--- Directive ---
Extract each line of the data below exactly as written.

** Begin **

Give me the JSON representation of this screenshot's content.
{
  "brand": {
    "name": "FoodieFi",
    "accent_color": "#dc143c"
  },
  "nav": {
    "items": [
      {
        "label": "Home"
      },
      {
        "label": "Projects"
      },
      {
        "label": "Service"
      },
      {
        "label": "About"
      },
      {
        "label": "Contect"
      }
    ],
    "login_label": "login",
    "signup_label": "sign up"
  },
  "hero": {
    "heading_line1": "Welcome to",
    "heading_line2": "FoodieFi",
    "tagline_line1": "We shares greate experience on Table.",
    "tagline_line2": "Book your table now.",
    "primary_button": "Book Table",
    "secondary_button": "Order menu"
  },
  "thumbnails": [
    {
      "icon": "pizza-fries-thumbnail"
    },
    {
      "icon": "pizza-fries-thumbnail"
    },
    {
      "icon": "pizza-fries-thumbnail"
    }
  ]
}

** End **

--- Final result ---
Give me the JSON representation of this screenshot's content.
{
  "brand": {
    "name": "FoodieFi",
    "accent_color": "#dc143c"
  },
  "nav": {
    "items": [
      {
        "label": "Home"
      },
      {
        "label": "Projects"
      },
      {
        "label": "Service"
      },
      {
        "label": "About"
      },
      {
        "label": "Contect"
      }
    ],
    "login_label": "login",
    "signup_label": "sign up"
  },
  "hero": {
    "heading_line1": "Welcome to",
    "heading_line2": "FoodieFi",
    "tagline_line1": "We shares greate experience on Table.",
    "tagline_line2": "Book your table now.",
    "primary_button": "Book Table",
    "secondary_button": "Order menu"
  },
  "thumbnails": [
    {
      "icon": "pizza-fries-thumbnail"
    },
    {
      "icon": "pizza-fries-thumbnail"
    },
    {
      "icon": "pizza-fries-thumbnail"
    }
  ]
}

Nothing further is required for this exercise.